## Aim
Only the number is wanted: how many lines of these entries contain the word "Activate"?

## Records provided
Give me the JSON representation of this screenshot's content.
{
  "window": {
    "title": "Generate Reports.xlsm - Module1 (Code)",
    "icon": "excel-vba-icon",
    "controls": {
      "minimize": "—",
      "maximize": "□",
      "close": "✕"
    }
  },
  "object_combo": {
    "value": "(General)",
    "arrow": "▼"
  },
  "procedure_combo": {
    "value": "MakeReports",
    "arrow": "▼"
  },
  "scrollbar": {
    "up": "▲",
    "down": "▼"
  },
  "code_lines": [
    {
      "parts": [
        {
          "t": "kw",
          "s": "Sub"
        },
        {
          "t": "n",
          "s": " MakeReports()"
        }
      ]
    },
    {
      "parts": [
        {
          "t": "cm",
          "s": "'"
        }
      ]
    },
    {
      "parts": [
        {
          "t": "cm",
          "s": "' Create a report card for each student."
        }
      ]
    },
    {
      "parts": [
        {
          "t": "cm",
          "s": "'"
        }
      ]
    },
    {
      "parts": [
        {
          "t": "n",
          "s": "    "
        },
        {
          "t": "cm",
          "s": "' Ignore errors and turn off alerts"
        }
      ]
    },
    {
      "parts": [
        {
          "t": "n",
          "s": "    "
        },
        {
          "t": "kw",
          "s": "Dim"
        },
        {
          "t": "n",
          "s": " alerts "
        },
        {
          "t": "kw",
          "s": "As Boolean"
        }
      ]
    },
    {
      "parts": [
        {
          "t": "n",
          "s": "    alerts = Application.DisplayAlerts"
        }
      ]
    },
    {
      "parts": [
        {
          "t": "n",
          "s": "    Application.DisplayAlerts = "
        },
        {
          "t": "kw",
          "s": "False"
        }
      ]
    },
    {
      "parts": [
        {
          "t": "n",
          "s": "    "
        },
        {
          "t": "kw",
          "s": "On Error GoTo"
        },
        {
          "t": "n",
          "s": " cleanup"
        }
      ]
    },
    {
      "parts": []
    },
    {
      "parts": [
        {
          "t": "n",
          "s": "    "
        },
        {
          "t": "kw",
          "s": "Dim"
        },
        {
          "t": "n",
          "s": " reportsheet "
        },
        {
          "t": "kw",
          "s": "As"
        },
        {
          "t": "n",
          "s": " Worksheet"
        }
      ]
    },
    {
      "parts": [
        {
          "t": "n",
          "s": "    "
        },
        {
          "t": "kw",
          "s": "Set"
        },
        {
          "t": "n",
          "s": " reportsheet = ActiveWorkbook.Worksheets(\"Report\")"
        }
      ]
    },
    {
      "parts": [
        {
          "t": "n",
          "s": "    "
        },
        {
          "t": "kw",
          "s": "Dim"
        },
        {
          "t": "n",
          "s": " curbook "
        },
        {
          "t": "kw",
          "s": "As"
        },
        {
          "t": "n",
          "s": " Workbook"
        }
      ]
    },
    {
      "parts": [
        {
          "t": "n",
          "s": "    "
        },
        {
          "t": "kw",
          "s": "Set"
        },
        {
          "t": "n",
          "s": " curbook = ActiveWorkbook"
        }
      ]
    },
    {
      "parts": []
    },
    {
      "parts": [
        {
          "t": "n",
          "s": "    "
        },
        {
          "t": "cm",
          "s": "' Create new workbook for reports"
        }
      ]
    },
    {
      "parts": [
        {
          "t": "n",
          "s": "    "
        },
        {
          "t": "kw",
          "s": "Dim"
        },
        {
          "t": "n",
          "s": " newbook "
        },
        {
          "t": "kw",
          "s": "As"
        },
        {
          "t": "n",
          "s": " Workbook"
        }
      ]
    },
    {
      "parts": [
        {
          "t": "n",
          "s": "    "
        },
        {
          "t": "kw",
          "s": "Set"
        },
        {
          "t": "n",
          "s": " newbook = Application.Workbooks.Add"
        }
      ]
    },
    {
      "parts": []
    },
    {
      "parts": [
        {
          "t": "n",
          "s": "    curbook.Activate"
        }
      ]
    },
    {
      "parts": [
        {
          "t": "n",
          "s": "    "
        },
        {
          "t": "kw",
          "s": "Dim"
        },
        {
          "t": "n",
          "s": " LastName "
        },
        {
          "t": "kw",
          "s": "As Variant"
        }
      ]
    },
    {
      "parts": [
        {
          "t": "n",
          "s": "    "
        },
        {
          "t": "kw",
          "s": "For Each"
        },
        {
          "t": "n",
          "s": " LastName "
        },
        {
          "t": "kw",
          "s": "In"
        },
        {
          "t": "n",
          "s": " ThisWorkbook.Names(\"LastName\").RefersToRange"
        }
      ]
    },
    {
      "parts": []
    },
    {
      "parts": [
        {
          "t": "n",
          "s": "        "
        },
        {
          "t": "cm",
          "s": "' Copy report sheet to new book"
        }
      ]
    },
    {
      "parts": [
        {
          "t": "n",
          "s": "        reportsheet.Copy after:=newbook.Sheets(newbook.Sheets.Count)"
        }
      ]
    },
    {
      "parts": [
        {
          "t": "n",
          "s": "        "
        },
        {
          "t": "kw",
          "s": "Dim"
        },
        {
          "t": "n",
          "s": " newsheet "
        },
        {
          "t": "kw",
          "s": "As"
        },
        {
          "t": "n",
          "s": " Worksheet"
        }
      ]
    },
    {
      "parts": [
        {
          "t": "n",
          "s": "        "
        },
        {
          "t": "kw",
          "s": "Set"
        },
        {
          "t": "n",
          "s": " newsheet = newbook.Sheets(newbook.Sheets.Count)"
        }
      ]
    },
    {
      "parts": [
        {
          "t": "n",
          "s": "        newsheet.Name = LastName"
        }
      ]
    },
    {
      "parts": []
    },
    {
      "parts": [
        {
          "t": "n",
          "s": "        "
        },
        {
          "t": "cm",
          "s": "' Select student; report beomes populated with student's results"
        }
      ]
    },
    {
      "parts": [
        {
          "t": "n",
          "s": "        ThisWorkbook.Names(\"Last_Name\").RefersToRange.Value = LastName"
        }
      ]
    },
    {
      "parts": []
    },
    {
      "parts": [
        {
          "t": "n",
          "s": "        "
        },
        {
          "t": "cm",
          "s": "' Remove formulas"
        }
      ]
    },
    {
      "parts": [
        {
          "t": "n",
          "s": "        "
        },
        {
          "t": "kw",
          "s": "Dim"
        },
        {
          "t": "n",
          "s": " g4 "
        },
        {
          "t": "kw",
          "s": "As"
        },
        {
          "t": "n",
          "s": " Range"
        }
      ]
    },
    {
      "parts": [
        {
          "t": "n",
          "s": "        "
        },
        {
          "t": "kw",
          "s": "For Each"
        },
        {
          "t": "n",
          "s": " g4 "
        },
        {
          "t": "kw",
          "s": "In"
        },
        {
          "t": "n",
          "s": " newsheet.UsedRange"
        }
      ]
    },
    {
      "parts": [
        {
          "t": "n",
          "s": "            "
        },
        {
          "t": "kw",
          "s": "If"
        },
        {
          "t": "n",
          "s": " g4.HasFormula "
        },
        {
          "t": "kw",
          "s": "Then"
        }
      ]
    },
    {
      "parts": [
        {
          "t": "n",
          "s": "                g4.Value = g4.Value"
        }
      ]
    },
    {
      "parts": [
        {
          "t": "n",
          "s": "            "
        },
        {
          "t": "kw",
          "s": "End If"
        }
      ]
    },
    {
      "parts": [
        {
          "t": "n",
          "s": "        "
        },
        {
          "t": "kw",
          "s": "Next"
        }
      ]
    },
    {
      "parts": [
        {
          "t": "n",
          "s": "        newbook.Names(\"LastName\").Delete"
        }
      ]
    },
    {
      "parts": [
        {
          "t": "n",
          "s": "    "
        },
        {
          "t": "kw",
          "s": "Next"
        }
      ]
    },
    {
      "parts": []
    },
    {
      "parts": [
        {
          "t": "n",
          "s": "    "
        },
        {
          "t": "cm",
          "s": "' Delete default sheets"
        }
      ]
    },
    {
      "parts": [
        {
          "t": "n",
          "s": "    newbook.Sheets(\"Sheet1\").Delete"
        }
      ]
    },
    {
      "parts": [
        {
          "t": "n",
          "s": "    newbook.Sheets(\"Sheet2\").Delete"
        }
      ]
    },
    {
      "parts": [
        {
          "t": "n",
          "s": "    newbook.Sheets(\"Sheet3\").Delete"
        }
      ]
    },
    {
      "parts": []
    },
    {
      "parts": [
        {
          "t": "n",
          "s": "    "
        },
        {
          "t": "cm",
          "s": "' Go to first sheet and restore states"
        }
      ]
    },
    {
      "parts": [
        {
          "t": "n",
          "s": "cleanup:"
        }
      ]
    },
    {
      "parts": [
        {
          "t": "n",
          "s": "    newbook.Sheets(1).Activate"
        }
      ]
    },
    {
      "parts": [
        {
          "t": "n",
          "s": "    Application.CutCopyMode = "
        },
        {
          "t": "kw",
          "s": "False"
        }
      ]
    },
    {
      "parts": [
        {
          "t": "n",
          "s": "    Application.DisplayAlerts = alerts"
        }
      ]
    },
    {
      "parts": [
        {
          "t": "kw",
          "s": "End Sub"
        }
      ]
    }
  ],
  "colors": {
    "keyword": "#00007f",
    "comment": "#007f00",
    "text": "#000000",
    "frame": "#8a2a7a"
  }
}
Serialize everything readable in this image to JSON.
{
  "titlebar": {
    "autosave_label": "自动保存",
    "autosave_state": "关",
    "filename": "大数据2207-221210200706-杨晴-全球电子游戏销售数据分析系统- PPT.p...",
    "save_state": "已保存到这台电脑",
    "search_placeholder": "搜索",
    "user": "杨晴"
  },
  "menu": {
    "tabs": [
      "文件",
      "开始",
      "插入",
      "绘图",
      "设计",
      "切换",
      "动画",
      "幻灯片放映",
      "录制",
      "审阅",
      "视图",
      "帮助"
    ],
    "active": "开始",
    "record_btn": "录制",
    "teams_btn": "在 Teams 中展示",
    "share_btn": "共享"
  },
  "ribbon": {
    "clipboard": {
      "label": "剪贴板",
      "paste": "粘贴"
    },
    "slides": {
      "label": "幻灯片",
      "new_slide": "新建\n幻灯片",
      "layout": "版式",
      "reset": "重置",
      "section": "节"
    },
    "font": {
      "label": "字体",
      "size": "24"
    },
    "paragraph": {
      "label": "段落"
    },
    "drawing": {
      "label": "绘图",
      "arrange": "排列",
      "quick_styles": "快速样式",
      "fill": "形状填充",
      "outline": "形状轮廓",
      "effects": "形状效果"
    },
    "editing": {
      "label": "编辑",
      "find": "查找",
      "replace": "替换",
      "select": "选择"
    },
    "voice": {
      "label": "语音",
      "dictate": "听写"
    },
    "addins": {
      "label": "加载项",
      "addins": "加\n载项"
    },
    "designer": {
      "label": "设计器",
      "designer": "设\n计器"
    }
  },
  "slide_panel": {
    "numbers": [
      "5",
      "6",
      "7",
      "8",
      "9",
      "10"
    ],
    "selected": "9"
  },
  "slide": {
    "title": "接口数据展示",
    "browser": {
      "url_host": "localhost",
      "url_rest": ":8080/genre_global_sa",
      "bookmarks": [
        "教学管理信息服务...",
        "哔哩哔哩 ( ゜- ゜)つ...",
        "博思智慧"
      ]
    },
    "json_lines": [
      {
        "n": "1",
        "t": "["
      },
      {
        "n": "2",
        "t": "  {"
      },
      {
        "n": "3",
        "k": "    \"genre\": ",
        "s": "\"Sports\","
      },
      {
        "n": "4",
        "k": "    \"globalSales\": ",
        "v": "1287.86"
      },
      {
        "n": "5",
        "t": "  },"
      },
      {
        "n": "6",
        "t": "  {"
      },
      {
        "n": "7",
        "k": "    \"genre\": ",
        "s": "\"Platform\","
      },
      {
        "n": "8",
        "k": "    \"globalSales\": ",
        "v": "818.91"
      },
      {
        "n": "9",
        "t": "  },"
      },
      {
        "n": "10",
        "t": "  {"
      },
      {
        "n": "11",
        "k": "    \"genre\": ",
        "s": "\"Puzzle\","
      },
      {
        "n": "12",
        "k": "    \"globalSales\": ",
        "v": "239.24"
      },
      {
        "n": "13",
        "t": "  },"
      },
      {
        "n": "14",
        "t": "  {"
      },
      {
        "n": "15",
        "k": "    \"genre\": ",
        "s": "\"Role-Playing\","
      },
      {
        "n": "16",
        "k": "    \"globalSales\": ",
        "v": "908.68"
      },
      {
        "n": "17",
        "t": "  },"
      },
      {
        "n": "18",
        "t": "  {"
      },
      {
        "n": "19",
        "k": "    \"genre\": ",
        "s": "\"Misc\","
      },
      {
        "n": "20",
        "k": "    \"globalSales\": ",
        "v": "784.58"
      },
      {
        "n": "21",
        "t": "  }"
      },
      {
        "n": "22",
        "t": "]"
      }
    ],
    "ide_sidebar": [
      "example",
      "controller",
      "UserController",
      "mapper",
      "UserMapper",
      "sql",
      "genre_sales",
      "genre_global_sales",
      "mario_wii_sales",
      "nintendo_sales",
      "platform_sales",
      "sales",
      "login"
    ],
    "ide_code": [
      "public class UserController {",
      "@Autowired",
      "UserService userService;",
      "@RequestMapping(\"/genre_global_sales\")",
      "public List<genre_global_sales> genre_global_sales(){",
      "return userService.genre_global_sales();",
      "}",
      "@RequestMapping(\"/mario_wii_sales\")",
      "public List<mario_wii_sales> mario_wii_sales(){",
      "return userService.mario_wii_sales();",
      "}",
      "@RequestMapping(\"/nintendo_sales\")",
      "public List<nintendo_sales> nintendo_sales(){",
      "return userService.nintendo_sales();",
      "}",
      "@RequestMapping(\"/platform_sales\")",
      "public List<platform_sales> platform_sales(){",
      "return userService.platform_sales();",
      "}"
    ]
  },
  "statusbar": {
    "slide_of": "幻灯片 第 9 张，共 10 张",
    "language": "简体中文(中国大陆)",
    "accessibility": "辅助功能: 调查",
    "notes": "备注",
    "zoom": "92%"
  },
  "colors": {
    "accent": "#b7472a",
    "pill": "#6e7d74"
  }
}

## The solution
2